WHAT TO DO: Among the entries below, find every line that has "Food" and pull it out.

▼▼▼

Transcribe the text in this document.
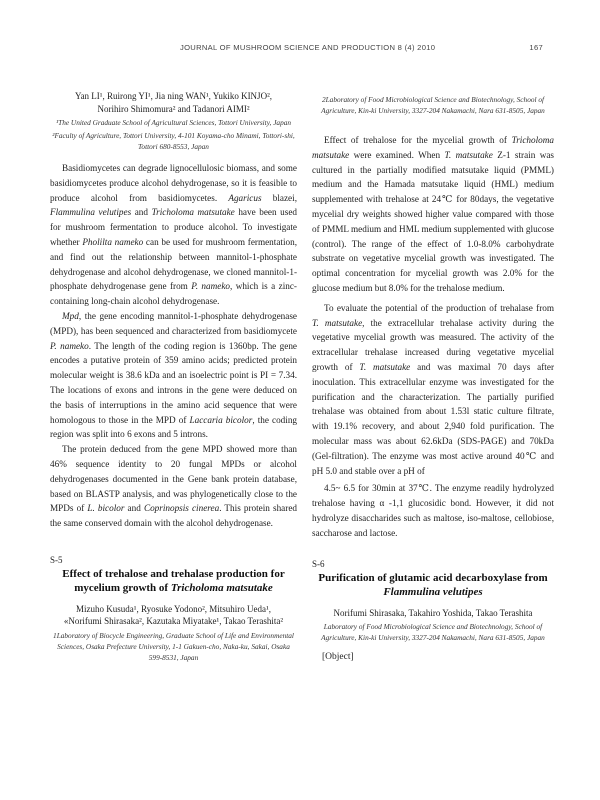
JOURNAL OF MUSHROOM SCIENCE AND PRODUCTION 8 (4) 2010	167
Yan LI¹, Ruirong YI¹, Jia ning WAN¹, Yukiko KINJO²,
Norihiro Shimomura² and Tadanori AIMI²
¹The United Graduate School of Agricultural Sciences, Tottori University, Japan
²Faculty of Agriculture, Tottori University, 4-101 Koyama-cho Minami, Tottori-shi, Tottori 680-8553, Japan

Basidiomycetes can degrade lignocellulosic biomass, and some basidiomycetes produce alcohol dehydrogenase, so it is feasible to produce alcohol from basidiomycetes. Agaricus blazei, Flammulina velutipes and Tricholoma matsutake have been used for mushroom fermentation to produce alcohol. To investigate whether Pholilta nameko can be used for mushroom fermentation, and find out the relationship between mannitol-1-phosphate dehydrogenase and alcohol dehydrogenase, we cloned mannitol-1-phosphate dehydrogenase gene from P. nameko, which is a zinc-containing long-chain alcohol dehydrogenase.

Mpd, the gene encoding mannitol-1-phosphate dehydrogenase (MPD), has been sequenced and characterized from basidiomycete P. nameko. The length of the coding region is 1360bp. The gene encodes a putative protein of 359 amino acids; predicted protein molecular weight is 38.6 kDa and an isoelectric point is PI = 7.34. The locations of exons and introns in the gene were deduced on the basis of interruptions in the amino acid sequence that were homologous to those in the MPD of Laccaria bicolor, the coding region was split into 6 exons and 5 introns.

The protein deduced from the gene MPD showed more than 46% sequence identity to 20 fungal MPDs or alcohol dehydrogenases documented in the Gene bank protein database, based on BLASTP analysis, and was phylogenetically close to the MPDs of L. bicolor and Coprinopsis cinerea. This protein shared the same conserved domain with the alcohol dehydrogenase.

S-5
Effect of trehalose and trehalase production for mycelium growth of Tricholoma matsutake
Mizuho Kusuda¹, Ryosuke Yodono², Mitsuhiro Ueda¹,
«Norifumi Shirasaka², Kazutaka Miyatake¹, Takao Terashita²
1Laboratory of Biocycle Engineering, Graduate School of Life and Environmental Sciences, Osaka Prefecture University, 1-1 Gakuen-cho, Naka-ku, Sakai, Osaka 599-8531, Japan
2Laboratory of Food Microbiological Science and Biotechnology, School of Agriculture, Kin-ki University, 3327-204 Nakamachi, Nara 631-8505, Japan

Effect of trehalose for the mycelial growth of Tricholoma matsutake were examined. When T. matsutake Z-1 strain was cultured in the partially modified matsutake liquid (PMML) medium and the Hamada matsutake liquid (HML) medium supplemented with trehalose at 24℃ for 80days, the vegetative mycelial dry weights showed higher value compared with those of PMML medium and HML medium supplemented with glucose (control). The range of the effect of 1.0-8.0% carbohydrate substrate on vegetative mycelial growth was investigated. The optimal concentration for mycelial growth was 2.0% for the glucose medium but 8.0% for the trehalose medium.

To evaluate the potential of the production of trehalase from T. matsutake, the extracellular trehalase activity during the vegetative mycelial growth was measured. The activity of the extracellular trehalase increased during vegetative mycelial growth of T. matsutake and was maximal 70 days after inoculation. This extracellular enzyme was investigated for the purification and the characterization. The partially purified trehalase was obtained from about 1.53l static culture filtrate, with 19.1% recovery, and about 2,940 fold purification. The molecular mass was about 62.6kDa (SDS-PAGE) and 70kDa (Gel-filtration). The enzyme was most active around 40℃ and pH 5.0 and stable over a pH of

4.5~ 6.5 for 30min at 37℃. The enzyme readily hydrolyzed trehalose having α -1,1 glucosidic bond. However, it did not hydrolyze disaccharides such as maltose, iso-maltose, cellobiose, saccharose and lactose.

S-6
Purification of glutamic acid decarboxylase from Flammulina velutipes
Norifumi Shirasaka, Takahiro Yoshida, Takao Terashita
Laboratory of Food Microbiological Science and Biotechnology, School of Agriculture, Kin-ki University, 3327-204 Nakamachi, Nara 631-8505, Japan
[Object]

▲▲▲

THE COMPLETED TASK:
2Laboratory of Food Microbiological Science and Biotechnology, School of Agriculture, Kin-ki University, 3327-204 Nakamachi, Nara 631-8505, Japan
Laboratory of Food Microbiological Science and Biotechnology, School of Agriculture, Kin-ki University, 3327-204 Nakamachi, Nara 631-8505, Japan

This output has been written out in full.